Which lines in the material below contain the word "text"? Copy each of them.

*MATERIAL TO PROCESS:*
>> Start

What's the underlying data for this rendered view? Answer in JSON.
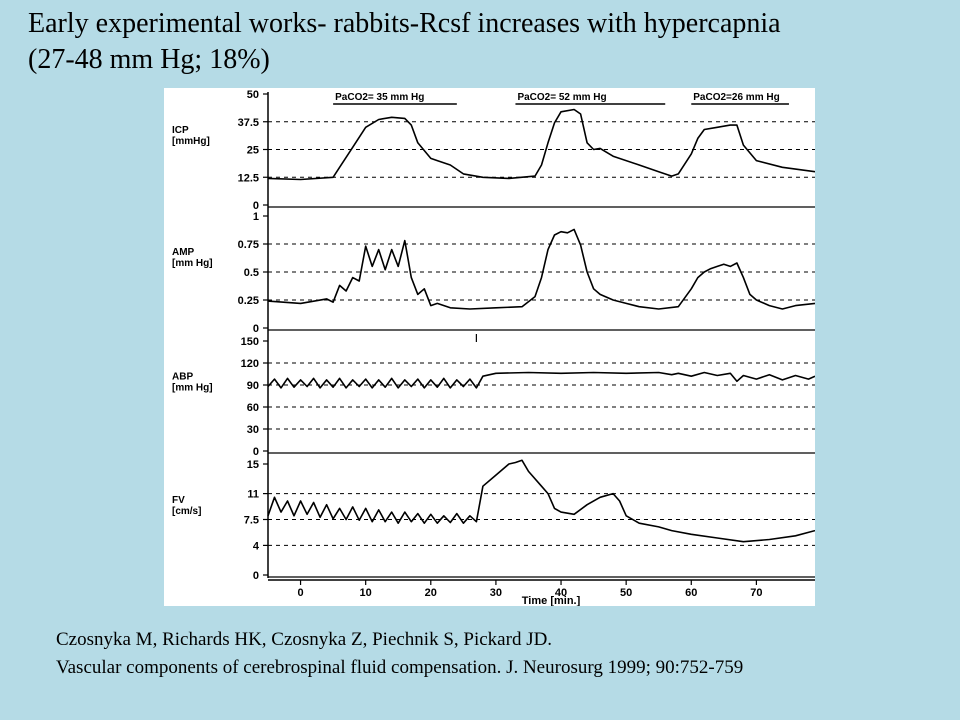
{
  "slide": {
    "title_line1": "Early experimental works- rabbits-Rcsf increases with hypercapnia",
    "title_line2": "(27-48 mm Hg; 18%)",
    "citation_line1": "Czosnyka M, Richards HK, Czosnyka Z, Piechnik S, Pickard JD.",
    "citation_line2": "Vascular components of cerebrospinal fluid compensation. J. Neurosurg 1999; 90:752-759"
  },
  "colors": {
    "background": "#b5dbe6",
    "trace": "#000000",
    "grid": "#000000"
  },
  "chart_data": {
    "type": "line",
    "x_axis": {
      "label": "Time  [min.]",
      "range": [
        -5,
        79
      ],
      "ticks": [
        0,
        10,
        20,
        30,
        40,
        50,
        60,
        70
      ]
    },
    "annotations": [
      {
        "text": "PaCO2= 35 mm Hg",
        "x_start": 5,
        "x_end": 24
      },
      {
        "text": "PaCO2= 52 mm Hg",
        "x_start": 33,
        "x_end": 56
      },
      {
        "text": "PaCO2=26 mm Hg",
        "x_start": 60,
        "x_end": 75
      }
    ],
    "panels": [
      {
        "name": "ICP",
        "ylabel_lines": [
          "ICP",
          "[mmHg]"
        ],
        "ylim": [
          0,
          50
        ],
        "ticks": [
          "0",
          "12.5",
          "25",
          "37.5",
          "50"
        ],
        "series": [
          [
            -5,
            12
          ],
          [
            0,
            11.5
          ],
          [
            5,
            12.5
          ],
          [
            6,
            17
          ],
          [
            8,
            26
          ],
          [
            10,
            35
          ],
          [
            12,
            38.5
          ],
          [
            14,
            39.5
          ],
          [
            16,
            39
          ],
          [
            17,
            36
          ],
          [
            18,
            28
          ],
          [
            20,
            21
          ],
          [
            21,
            20
          ],
          [
            23,
            18
          ],
          [
            25,
            14
          ],
          [
            28,
            12.5
          ],
          [
            32,
            12
          ],
          [
            36,
            13
          ],
          [
            37,
            18
          ],
          [
            38,
            28
          ],
          [
            39,
            37
          ],
          [
            40,
            42
          ],
          [
            42,
            43
          ],
          [
            43,
            41
          ],
          [
            44,
            28
          ],
          [
            45,
            25
          ],
          [
            46,
            25.5
          ],
          [
            48,
            22
          ],
          [
            52,
            18
          ],
          [
            55,
            15
          ],
          [
            57,
            13
          ],
          [
            58,
            14
          ],
          [
            60,
            23
          ],
          [
            61,
            30
          ],
          [
            62,
            34
          ],
          [
            64,
            35
          ],
          [
            66,
            36
          ],
          [
            67,
            36
          ],
          [
            68,
            27
          ],
          [
            70,
            20
          ],
          [
            74,
            17
          ],
          [
            79,
            15
          ]
        ]
      },
      {
        "name": "AMP",
        "ylabel_lines": [
          "AMP",
          "[mm Hg]"
        ],
        "ylim": [
          0,
          1
        ],
        "ticks": [
          "0",
          "0.25",
          "0.5",
          "0.75",
          "1"
        ],
        "series": [
          [
            -5,
            0.24
          ],
          [
            0,
            0.22
          ],
          [
            4,
            0.26
          ],
          [
            5,
            0.23
          ],
          [
            6,
            0.38
          ],
          [
            7,
            0.33
          ],
          [
            8,
            0.45
          ],
          [
            9,
            0.42
          ],
          [
            10,
            0.73
          ],
          [
            11,
            0.55
          ],
          [
            12,
            0.7
          ],
          [
            13,
            0.52
          ],
          [
            14,
            0.7
          ],
          [
            15,
            0.55
          ],
          [
            16,
            0.78
          ],
          [
            17,
            0.45
          ],
          [
            18,
            0.3
          ],
          [
            19,
            0.35
          ],
          [
            20,
            0.2
          ],
          [
            21,
            0.22
          ],
          [
            23,
            0.18
          ],
          [
            26,
            0.17
          ],
          [
            30,
            0.18
          ],
          [
            34,
            0.19
          ],
          [
            36,
            0.28
          ],
          [
            37,
            0.45
          ],
          [
            38,
            0.7
          ],
          [
            39,
            0.83
          ],
          [
            40,
            0.86
          ],
          [
            41,
            0.85
          ],
          [
            42,
            0.88
          ],
          [
            43,
            0.74
          ],
          [
            44,
            0.5
          ],
          [
            45,
            0.35
          ],
          [
            46,
            0.3
          ],
          [
            48,
            0.25
          ],
          [
            50,
            0.22
          ],
          [
            52,
            0.19
          ],
          [
            55,
            0.17
          ],
          [
            58,
            0.19
          ],
          [
            60,
            0.35
          ],
          [
            61,
            0.45
          ],
          [
            62,
            0.5
          ],
          [
            63,
            0.53
          ],
          [
            64,
            0.55
          ],
          [
            65,
            0.57
          ],
          [
            66,
            0.55
          ],
          [
            67,
            0.58
          ],
          [
            68,
            0.45
          ],
          [
            69,
            0.3
          ],
          [
            70,
            0.25
          ],
          [
            72,
            0.2
          ],
          [
            74,
            0.17
          ],
          [
            76,
            0.2
          ],
          [
            79,
            0.22
          ]
        ]
      },
      {
        "name": "ABP",
        "ylabel_lines": [
          "ABP",
          "[mm Hg]"
        ],
        "ylim": [
          0,
          150
        ],
        "ticks": [
          "0",
          "30",
          "60",
          "90",
          "120",
          "150"
        ],
        "series": [
          [
            -5,
            88
          ],
          [
            -4,
            98
          ],
          [
            -3,
            86
          ],
          [
            -2,
            99
          ],
          [
            -1,
            87
          ],
          [
            0,
            97
          ],
          [
            1,
            88
          ],
          [
            2,
            99
          ],
          [
            3,
            86
          ],
          [
            4,
            97
          ],
          [
            5,
            87
          ],
          [
            6,
            99
          ],
          [
            7,
            86
          ],
          [
            8,
            97
          ],
          [
            9,
            88
          ],
          [
            10,
            98
          ],
          [
            11,
            86
          ],
          [
            12,
            97
          ],
          [
            13,
            87
          ],
          [
            14,
            99
          ],
          [
            15,
            86
          ],
          [
            16,
            97
          ],
          [
            17,
            88
          ],
          [
            18,
            98
          ],
          [
            19,
            86
          ],
          [
            20,
            97
          ],
          [
            21,
            87
          ],
          [
            22,
            99
          ],
          [
            23,
            86
          ],
          [
            24,
            97
          ],
          [
            25,
            88
          ],
          [
            26,
            98
          ],
          [
            27,
            86
          ],
          [
            28,
            102
          ],
          [
            30,
            106
          ],
          [
            35,
            107
          ],
          [
            40,
            106
          ],
          [
            45,
            107
          ],
          [
            50,
            106
          ],
          [
            55,
            107
          ],
          [
            57,
            104
          ],
          [
            58,
            106
          ],
          [
            60,
            102
          ],
          [
            62,
            107
          ],
          [
            64,
            103
          ],
          [
            66,
            106
          ],
          [
            67,
            95
          ],
          [
            68,
            103
          ],
          [
            70,
            98
          ],
          [
            72,
            104
          ],
          [
            74,
            97
          ],
          [
            76,
            103
          ],
          [
            78,
            98
          ],
          [
            79,
            102
          ]
        ]
      },
      {
        "name": "FV",
        "ylabel_lines": [
          "FV",
          "[cm/s]"
        ],
        "ylim": [
          0,
          15
        ],
        "ticks": [
          "0",
          "4",
          "7.5",
          "11",
          "15"
        ],
        "series": [
          [
            -5,
            8
          ],
          [
            -4,
            10.5
          ],
          [
            -3,
            8.5
          ],
          [
            -2,
            10
          ],
          [
            -1,
            8
          ],
          [
            0,
            10
          ],
          [
            1,
            8.2
          ],
          [
            2,
            9.8
          ],
          [
            3,
            7.8
          ],
          [
            4,
            9.5
          ],
          [
            5,
            7.6
          ],
          [
            6,
            9
          ],
          [
            7,
            7.5
          ],
          [
            8,
            9.2
          ],
          [
            9,
            7.4
          ],
          [
            10,
            9
          ],
          [
            11,
            7.2
          ],
          [
            12,
            8.8
          ],
          [
            13,
            7.2
          ],
          [
            14,
            8.5
          ],
          [
            15,
            7
          ],
          [
            16,
            8.5
          ],
          [
            17,
            7.2
          ],
          [
            18,
            8.3
          ],
          [
            19,
            7
          ],
          [
            20,
            8.2
          ],
          [
            21,
            7
          ],
          [
            22,
            8
          ],
          [
            23,
            7.1
          ],
          [
            24,
            8.3
          ],
          [
            25,
            7
          ],
          [
            26,
            8
          ],
          [
            27,
            7.2
          ],
          [
            28,
            12
          ],
          [
            30,
            13.5
          ],
          [
            32,
            15
          ],
          [
            33,
            15.2
          ],
          [
            34,
            15.5
          ],
          [
            35,
            14
          ],
          [
            37,
            12
          ],
          [
            38,
            11
          ],
          [
            39,
            9
          ],
          [
            40,
            8.5
          ],
          [
            42,
            8.2
          ],
          [
            44,
            9.5
          ],
          [
            46,
            10.5
          ],
          [
            48,
            11
          ],
          [
            49,
            10
          ],
          [
            50,
            8
          ],
          [
            52,
            7
          ],
          [
            55,
            6.5
          ],
          [
            57,
            6
          ],
          [
            60,
            5.5
          ],
          [
            64,
            5
          ],
          [
            68,
            4.5
          ],
          [
            72,
            4.8
          ],
          [
            76,
            5.3
          ],
          [
            79,
            6
          ]
        ]
      }
    ]
  }
}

>> End

*RESPONSE FOR THIS EXERCISE:*
        "text": "PaCO2= 35 mm Hg",
        "text": "PaCO2= 52 mm Hg",
        "text": "PaCO2=26 mm Hg",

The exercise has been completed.